* _TASK DESCRIPTION_
Whenever a line below holds the word "float", copy that line.
## Start DATA PROVIDED
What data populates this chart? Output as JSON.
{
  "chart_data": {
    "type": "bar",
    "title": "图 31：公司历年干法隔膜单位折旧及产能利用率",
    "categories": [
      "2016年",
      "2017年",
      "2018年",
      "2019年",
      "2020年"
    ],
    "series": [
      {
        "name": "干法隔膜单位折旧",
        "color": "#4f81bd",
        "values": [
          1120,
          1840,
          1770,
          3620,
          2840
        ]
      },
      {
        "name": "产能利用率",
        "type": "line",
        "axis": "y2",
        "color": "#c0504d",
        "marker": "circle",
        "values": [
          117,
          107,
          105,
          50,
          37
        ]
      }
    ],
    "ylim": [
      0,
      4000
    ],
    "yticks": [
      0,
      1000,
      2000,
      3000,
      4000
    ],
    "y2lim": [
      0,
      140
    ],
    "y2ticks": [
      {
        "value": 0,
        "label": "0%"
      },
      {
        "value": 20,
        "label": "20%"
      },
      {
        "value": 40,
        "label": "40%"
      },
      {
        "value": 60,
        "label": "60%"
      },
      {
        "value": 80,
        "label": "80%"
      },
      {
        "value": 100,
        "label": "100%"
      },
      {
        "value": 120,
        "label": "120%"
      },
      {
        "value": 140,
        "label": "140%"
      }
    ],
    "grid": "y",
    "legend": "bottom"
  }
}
## End DATA PROVIDED
## Start DATA PROVIDED
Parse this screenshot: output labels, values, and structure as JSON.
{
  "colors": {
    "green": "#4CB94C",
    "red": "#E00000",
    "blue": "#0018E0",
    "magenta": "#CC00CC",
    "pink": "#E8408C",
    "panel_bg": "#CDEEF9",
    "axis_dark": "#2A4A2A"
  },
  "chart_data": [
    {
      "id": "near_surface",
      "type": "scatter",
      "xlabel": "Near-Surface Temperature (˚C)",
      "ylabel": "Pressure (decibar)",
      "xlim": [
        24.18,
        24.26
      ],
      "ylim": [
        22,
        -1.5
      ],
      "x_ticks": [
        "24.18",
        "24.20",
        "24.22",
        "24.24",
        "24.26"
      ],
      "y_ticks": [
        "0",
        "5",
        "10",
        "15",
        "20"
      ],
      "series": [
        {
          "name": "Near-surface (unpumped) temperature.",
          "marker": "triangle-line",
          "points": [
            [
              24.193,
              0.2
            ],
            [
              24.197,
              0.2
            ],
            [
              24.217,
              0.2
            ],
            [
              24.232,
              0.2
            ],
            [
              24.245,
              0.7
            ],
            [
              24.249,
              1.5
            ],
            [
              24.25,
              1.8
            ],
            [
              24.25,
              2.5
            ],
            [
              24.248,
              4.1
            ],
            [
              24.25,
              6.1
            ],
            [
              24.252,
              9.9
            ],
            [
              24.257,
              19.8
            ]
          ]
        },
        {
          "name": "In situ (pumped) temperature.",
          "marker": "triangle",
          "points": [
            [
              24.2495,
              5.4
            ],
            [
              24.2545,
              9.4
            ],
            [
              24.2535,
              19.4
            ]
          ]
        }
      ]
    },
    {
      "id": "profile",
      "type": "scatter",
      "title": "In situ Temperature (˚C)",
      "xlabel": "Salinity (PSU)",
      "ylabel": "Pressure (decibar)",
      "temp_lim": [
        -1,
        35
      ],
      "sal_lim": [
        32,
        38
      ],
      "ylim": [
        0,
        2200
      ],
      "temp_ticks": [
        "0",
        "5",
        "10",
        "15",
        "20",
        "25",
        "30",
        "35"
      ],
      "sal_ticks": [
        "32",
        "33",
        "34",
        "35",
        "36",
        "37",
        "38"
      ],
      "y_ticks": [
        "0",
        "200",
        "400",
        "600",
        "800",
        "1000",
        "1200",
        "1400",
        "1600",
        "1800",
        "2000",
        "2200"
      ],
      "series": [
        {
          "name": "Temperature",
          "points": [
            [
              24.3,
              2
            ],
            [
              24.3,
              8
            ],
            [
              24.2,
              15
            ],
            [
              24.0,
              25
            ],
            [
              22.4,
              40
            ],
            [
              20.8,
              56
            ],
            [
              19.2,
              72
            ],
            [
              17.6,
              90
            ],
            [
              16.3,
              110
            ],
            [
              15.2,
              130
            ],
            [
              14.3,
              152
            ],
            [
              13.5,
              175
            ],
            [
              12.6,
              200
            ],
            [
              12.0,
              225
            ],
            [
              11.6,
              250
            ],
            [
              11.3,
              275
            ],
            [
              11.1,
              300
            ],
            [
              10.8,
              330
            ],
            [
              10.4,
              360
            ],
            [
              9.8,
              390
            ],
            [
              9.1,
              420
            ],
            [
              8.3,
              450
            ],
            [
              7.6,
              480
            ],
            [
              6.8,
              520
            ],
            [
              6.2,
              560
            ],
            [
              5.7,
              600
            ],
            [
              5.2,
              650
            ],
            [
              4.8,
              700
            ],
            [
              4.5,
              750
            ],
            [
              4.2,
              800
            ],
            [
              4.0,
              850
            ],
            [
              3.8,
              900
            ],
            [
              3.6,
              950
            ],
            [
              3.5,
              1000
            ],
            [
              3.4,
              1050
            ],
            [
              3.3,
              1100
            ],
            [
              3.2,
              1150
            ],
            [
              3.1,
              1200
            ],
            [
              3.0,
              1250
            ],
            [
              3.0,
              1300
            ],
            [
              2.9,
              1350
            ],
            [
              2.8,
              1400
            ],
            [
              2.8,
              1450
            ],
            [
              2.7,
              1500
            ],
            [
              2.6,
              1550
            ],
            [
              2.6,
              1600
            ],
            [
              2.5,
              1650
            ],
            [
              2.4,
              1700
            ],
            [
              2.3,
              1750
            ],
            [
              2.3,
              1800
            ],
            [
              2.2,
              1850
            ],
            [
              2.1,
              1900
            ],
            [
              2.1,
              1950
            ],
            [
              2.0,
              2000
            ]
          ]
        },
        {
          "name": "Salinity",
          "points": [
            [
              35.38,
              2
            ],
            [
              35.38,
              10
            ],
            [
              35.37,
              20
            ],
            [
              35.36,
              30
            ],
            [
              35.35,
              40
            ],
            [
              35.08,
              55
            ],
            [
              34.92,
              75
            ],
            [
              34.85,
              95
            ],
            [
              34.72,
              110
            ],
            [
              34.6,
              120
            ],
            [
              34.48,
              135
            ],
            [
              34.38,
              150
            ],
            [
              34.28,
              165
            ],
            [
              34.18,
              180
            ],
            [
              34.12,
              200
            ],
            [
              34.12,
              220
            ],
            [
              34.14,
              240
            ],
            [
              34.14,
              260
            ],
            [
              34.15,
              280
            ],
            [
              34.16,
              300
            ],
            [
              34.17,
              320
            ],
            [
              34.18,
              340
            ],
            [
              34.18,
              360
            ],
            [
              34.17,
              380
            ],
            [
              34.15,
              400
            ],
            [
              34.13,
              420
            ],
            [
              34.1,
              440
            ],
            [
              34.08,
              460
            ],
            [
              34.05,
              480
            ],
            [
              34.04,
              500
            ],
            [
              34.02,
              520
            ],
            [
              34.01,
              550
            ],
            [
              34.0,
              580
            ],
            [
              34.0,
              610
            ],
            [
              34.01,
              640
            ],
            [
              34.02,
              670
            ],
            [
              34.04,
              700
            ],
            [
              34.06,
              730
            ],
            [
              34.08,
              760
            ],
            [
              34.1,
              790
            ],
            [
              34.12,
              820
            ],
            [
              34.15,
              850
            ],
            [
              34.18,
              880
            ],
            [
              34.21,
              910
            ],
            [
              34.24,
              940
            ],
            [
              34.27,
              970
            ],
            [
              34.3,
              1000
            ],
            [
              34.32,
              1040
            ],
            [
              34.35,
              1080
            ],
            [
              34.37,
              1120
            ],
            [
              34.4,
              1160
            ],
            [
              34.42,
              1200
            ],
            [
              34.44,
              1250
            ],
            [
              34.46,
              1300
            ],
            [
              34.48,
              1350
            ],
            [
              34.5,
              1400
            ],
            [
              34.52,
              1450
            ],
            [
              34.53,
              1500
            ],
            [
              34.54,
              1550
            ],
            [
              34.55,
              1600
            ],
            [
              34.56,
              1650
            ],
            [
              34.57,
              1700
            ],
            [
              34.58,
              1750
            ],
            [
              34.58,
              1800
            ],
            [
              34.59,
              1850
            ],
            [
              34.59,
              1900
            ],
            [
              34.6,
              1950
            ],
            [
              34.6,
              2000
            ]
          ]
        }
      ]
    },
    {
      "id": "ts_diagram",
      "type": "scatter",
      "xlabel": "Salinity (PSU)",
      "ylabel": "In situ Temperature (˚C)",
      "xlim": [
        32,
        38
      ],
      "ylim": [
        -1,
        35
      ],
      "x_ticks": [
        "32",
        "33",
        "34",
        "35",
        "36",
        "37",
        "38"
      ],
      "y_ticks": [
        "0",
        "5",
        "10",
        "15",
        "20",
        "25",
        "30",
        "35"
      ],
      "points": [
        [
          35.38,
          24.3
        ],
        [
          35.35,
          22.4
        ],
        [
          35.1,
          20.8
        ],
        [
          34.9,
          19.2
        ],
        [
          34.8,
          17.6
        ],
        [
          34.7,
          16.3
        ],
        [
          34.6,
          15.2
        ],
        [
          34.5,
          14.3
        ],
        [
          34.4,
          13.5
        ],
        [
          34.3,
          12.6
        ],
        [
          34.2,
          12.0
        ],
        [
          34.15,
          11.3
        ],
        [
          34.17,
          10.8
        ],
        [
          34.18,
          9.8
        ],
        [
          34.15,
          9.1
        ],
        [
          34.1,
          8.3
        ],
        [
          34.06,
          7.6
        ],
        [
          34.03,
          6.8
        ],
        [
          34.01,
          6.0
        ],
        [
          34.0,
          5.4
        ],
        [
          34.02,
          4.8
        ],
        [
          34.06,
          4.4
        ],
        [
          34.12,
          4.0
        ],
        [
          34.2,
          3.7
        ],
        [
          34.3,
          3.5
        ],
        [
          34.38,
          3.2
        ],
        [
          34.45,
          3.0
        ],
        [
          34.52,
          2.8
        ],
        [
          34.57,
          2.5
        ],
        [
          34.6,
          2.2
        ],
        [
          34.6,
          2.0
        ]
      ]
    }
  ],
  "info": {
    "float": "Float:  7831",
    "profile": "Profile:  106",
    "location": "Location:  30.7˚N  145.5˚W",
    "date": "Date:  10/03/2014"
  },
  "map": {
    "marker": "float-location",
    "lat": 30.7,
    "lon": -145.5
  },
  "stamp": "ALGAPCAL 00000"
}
## End DATA PROVIDED
* _TASK OUTPUT_
    "float": "Float:  7831",
    "marker": "float-location",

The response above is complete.